## What to work on
Sift the listing for lines that hold the string "horizontal" and pull them out.

## Given information

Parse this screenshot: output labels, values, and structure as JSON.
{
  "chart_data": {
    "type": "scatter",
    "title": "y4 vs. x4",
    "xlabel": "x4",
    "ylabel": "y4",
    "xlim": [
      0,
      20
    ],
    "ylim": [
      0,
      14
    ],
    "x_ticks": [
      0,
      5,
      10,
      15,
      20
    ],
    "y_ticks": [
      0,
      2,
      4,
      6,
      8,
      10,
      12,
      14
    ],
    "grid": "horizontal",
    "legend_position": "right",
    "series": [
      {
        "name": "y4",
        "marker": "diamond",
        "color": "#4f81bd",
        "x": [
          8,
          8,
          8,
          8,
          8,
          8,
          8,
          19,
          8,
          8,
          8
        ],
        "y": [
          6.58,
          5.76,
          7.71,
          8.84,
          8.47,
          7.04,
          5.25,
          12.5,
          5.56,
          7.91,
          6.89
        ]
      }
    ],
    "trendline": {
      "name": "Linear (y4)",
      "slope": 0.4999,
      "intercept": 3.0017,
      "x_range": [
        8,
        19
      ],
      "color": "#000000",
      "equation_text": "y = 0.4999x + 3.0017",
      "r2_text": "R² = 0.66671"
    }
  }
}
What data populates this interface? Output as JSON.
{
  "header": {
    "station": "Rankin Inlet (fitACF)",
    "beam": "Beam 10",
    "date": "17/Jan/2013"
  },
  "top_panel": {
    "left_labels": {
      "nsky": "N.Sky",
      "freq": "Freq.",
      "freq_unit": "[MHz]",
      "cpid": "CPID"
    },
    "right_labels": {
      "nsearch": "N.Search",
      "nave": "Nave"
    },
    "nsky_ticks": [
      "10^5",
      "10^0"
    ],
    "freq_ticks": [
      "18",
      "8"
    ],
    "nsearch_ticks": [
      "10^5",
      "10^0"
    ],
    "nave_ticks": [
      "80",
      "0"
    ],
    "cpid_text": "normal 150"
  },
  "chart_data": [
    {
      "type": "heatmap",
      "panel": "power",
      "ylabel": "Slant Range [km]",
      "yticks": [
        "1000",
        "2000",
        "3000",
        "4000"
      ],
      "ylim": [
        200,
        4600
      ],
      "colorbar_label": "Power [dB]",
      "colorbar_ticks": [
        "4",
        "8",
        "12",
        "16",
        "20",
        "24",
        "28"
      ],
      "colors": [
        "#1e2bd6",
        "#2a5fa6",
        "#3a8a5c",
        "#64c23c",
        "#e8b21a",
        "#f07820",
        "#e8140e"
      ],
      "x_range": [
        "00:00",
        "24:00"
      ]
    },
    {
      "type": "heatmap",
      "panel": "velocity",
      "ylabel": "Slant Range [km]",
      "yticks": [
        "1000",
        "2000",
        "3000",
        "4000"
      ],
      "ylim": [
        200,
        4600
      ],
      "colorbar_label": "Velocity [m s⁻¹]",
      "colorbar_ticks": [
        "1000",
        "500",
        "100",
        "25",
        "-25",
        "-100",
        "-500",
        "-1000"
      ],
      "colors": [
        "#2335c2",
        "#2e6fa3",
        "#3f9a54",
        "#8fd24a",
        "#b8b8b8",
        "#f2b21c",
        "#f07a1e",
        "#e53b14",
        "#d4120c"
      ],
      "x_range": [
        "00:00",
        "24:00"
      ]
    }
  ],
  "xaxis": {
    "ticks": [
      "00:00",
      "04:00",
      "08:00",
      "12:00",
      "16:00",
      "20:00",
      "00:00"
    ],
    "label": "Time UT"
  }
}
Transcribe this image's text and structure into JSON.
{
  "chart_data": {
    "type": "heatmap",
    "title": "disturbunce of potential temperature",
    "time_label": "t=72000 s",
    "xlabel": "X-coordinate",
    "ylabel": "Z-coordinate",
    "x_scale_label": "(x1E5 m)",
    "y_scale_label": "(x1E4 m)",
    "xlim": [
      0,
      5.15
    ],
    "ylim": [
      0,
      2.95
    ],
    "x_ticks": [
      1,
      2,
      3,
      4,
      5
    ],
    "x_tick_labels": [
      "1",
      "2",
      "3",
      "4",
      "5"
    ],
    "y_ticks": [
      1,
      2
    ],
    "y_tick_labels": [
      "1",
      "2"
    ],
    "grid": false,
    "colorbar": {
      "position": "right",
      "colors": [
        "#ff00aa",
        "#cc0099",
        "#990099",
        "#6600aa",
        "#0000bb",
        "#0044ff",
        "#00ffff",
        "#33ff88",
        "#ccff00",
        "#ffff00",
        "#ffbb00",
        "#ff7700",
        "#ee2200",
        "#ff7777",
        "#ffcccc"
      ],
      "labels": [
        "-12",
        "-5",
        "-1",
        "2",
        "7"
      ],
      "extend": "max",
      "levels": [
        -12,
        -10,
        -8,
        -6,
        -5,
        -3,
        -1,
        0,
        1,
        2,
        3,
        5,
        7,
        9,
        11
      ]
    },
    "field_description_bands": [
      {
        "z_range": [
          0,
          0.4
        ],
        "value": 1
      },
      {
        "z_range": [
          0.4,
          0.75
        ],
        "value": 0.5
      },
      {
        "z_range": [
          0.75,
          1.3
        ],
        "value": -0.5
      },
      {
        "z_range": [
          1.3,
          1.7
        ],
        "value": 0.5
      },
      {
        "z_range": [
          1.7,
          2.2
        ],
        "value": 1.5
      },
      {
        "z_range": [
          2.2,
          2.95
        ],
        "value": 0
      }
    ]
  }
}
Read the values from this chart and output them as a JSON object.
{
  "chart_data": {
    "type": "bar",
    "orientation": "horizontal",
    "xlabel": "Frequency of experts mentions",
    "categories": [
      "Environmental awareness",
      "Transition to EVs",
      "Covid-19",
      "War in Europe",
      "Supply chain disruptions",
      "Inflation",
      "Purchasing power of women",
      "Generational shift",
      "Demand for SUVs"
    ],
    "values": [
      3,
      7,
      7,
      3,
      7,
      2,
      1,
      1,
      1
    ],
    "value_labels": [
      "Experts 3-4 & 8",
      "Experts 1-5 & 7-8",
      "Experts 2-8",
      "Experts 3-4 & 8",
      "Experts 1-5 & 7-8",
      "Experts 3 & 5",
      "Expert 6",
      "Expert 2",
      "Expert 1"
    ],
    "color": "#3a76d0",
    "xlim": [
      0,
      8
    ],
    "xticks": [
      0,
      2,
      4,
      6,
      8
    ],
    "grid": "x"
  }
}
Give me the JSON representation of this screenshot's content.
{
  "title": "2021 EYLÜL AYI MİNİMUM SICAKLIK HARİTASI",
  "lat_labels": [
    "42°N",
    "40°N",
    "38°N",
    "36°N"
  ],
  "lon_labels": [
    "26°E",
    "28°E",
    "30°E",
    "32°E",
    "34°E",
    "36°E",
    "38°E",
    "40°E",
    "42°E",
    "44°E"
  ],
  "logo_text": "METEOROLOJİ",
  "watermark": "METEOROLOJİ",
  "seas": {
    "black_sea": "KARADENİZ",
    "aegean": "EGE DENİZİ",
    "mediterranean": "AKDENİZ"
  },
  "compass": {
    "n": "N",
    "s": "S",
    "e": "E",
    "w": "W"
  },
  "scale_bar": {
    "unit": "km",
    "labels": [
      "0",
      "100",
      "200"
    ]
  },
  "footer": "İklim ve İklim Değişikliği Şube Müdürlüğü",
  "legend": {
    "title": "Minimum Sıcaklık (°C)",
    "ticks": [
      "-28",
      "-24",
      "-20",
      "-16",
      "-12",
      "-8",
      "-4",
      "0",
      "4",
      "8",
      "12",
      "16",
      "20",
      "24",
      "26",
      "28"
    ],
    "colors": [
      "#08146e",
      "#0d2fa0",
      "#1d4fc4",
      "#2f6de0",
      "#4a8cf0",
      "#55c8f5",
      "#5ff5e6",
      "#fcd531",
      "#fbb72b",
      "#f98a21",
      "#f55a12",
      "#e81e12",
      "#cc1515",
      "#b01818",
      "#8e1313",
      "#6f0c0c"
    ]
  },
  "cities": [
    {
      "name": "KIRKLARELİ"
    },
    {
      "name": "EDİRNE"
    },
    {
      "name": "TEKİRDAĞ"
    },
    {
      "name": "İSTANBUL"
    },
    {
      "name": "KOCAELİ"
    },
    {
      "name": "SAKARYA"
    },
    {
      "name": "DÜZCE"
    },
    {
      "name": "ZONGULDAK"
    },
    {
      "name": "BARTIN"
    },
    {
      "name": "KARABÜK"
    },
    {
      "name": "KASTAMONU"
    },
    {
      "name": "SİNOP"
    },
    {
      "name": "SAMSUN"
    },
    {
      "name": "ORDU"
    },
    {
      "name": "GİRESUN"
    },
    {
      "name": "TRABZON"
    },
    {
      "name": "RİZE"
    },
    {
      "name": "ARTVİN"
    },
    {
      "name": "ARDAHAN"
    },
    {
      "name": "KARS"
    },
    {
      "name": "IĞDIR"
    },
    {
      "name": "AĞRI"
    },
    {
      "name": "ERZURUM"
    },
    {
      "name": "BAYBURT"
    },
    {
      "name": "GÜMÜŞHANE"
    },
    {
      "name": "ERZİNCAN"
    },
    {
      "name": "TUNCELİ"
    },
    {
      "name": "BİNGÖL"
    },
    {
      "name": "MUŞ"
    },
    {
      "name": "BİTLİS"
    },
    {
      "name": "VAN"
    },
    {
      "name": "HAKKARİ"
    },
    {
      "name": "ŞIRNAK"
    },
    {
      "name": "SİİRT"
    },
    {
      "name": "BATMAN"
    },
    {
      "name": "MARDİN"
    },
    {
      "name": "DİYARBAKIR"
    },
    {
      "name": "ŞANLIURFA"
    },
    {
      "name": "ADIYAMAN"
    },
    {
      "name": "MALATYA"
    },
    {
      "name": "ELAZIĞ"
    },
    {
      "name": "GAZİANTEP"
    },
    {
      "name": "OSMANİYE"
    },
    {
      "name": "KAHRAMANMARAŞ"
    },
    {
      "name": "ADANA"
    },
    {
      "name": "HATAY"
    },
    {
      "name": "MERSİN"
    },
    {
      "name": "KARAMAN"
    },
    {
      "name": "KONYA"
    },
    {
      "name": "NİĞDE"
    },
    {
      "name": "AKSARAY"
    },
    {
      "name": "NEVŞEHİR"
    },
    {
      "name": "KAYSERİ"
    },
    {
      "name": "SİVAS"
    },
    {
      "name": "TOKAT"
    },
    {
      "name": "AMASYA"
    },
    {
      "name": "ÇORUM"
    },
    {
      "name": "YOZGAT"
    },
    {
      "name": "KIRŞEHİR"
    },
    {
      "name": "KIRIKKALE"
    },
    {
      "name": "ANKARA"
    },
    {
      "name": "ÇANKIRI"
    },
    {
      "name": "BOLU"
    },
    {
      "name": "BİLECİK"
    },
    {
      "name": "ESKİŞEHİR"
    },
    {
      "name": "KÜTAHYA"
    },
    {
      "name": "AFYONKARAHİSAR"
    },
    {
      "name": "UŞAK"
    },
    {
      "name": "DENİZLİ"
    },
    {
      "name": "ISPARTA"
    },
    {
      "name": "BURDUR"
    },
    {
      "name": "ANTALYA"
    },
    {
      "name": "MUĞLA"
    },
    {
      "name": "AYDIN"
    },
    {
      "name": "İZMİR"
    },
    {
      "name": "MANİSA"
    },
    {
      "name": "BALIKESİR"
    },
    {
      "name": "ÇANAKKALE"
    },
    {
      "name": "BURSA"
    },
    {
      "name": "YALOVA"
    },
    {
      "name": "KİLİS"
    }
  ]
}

## Correct result
    "grid": "horizontal",
    "orientation": "horizontal",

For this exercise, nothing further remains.